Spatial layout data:
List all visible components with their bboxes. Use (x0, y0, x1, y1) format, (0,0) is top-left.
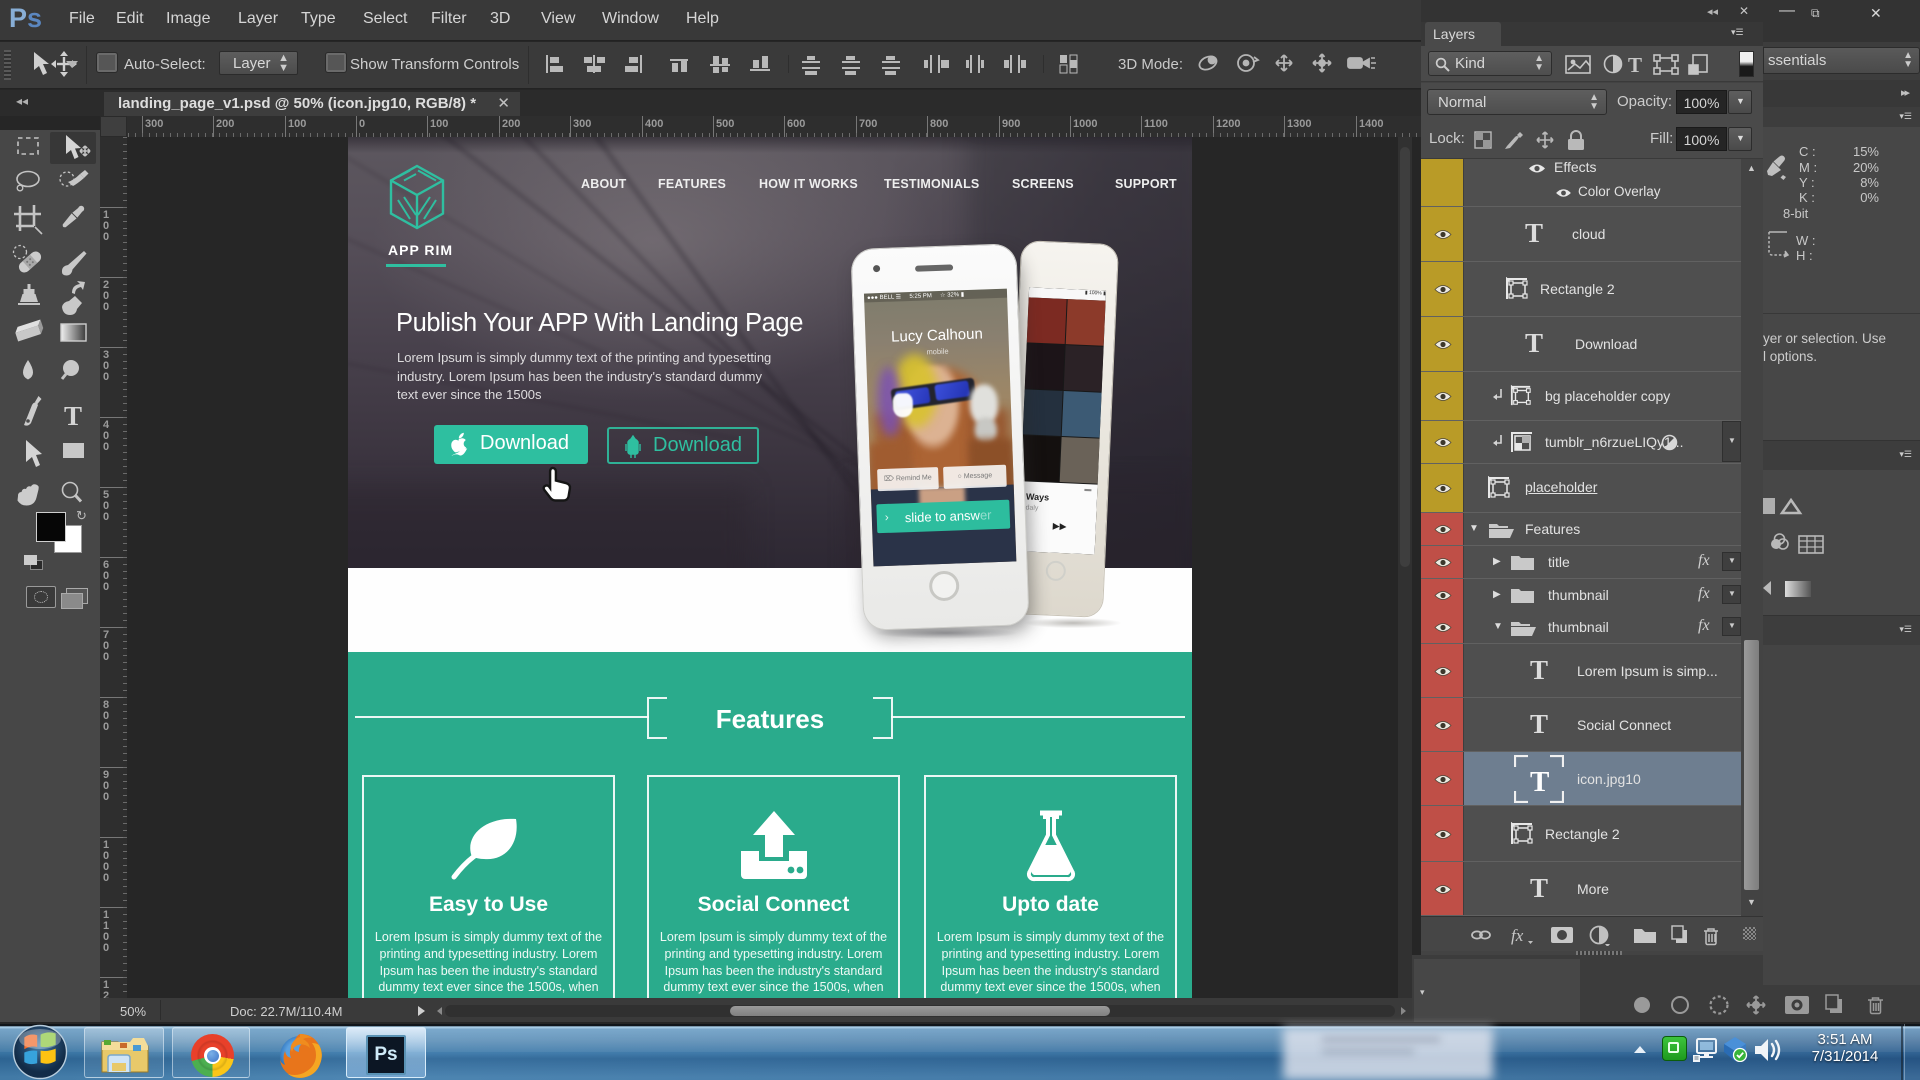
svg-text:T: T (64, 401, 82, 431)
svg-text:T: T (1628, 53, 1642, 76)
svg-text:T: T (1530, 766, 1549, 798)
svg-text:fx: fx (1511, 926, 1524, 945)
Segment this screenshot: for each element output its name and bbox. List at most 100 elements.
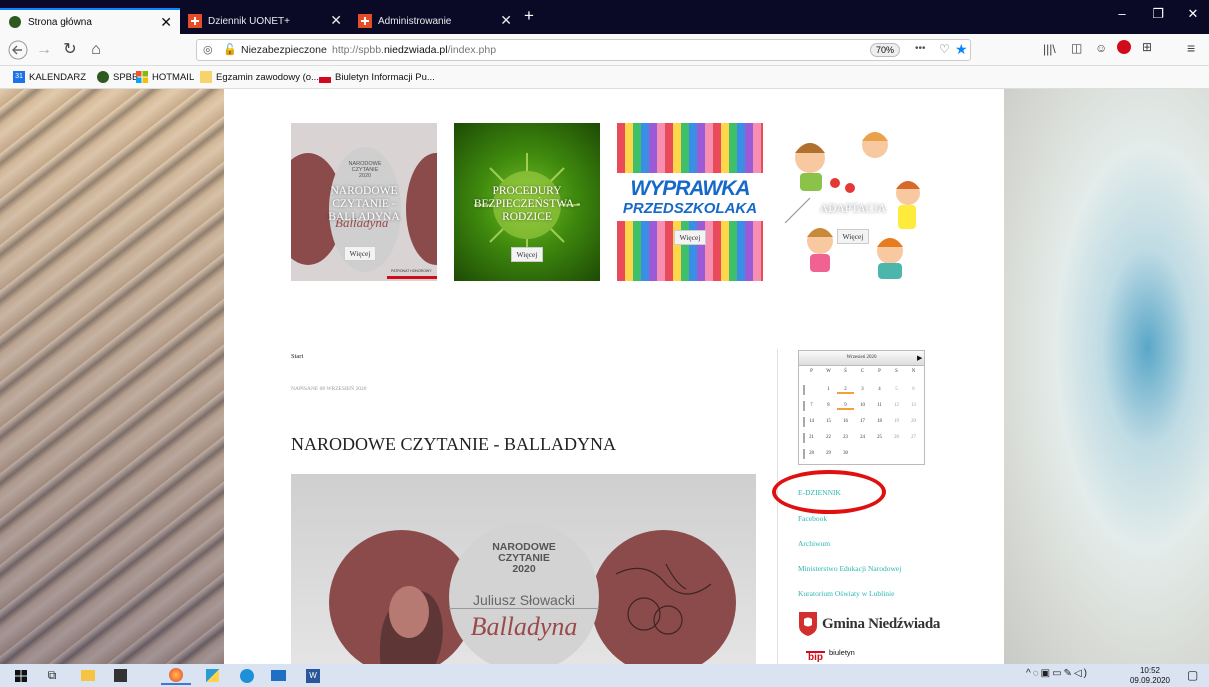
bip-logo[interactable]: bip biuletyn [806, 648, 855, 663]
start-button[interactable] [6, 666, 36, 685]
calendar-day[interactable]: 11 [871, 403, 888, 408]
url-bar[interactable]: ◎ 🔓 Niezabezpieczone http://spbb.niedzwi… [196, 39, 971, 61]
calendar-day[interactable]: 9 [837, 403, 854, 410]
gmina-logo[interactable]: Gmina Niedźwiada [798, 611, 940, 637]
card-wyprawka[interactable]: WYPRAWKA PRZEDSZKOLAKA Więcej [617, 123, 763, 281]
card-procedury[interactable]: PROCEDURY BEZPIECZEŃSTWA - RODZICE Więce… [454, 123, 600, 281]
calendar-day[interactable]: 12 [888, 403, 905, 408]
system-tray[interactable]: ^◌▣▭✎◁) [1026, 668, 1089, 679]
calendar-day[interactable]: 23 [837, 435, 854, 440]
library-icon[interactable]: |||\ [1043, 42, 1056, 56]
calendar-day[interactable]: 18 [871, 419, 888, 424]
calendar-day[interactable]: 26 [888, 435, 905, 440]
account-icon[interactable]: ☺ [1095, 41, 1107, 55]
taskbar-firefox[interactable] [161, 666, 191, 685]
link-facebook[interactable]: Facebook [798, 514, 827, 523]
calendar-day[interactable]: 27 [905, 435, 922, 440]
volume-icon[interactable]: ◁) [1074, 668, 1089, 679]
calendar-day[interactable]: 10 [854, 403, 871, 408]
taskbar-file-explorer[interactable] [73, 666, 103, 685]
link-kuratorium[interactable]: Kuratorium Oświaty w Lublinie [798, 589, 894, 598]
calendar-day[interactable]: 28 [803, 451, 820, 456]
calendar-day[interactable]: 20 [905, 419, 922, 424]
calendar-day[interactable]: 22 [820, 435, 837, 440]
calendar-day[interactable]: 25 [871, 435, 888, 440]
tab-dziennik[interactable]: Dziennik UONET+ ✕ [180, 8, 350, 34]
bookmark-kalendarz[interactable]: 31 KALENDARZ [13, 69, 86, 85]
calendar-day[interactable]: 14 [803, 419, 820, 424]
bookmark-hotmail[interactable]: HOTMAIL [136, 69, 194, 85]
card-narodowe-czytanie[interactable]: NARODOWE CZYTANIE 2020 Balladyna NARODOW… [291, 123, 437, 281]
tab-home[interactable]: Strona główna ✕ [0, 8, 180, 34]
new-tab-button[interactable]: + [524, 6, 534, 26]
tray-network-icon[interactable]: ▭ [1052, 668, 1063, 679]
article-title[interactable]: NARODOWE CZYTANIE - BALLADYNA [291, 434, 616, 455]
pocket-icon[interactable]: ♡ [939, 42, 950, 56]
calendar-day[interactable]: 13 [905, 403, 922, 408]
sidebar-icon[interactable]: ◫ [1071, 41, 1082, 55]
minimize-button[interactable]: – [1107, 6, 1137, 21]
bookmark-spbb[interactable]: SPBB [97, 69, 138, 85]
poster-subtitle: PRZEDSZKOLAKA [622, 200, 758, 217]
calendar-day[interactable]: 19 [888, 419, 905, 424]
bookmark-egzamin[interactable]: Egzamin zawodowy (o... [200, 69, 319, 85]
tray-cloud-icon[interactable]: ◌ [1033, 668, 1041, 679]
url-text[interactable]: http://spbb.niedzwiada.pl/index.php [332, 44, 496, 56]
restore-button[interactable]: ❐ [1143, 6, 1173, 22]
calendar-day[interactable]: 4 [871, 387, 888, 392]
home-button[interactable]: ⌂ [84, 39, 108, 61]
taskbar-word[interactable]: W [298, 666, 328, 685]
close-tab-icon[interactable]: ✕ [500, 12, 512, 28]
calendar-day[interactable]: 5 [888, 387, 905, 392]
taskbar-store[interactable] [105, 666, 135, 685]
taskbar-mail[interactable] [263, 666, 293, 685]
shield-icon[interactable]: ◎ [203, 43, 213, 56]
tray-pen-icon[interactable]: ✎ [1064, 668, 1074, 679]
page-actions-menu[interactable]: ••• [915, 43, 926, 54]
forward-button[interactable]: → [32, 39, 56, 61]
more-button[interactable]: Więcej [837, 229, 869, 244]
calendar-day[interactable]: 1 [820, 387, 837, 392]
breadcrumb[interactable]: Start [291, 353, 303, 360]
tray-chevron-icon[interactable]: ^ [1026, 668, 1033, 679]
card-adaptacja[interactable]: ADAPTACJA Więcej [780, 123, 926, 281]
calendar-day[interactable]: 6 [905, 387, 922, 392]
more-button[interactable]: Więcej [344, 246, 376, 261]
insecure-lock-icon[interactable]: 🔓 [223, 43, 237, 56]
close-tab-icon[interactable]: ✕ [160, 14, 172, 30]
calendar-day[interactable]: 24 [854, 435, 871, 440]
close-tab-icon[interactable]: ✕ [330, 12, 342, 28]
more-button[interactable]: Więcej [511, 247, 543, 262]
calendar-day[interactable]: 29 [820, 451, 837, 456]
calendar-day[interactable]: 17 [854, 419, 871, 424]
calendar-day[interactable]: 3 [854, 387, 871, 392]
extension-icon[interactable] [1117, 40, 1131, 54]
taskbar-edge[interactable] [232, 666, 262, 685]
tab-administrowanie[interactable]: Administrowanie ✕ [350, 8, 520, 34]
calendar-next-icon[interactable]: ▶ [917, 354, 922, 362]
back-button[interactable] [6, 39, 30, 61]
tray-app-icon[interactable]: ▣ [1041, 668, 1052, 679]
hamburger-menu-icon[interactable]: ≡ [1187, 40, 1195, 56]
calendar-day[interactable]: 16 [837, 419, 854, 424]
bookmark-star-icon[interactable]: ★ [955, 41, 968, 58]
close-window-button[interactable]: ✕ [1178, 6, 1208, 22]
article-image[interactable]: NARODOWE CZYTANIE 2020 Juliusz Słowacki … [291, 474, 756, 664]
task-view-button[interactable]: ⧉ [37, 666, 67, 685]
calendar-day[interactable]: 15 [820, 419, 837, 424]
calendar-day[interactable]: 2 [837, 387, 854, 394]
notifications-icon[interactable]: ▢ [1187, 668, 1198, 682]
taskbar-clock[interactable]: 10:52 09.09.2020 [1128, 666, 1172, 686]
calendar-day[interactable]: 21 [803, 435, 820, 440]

_TASK OBJECTIVE_. Render the listing from its first line through the line containing "Segment this screenshot: for" as a Markdown table with the columns Index and Entry, skipping blank lines. Leave the pictures out.

_SOLUTION TO THIS TASK_.
| Index | Entry |
|---|---|
| 1 | List all visible components with their bboxes. Use (x0, y0, x1, y1) format, (0,0) is top-left. |
| 2 | svg-text:T: T (64, 401, 82, 431) |
| 3 | svg-text:T: T (1628, 53, 1642, 76) |
| 4 | svg-text:T: T (1530, 766, 1549, 798) |
| 5 | svg-text:fx: fx (1511, 926, 1524, 945) |
| 6 | Segment this screenshot: for each element output its name and bbox. List at most 100 elements. |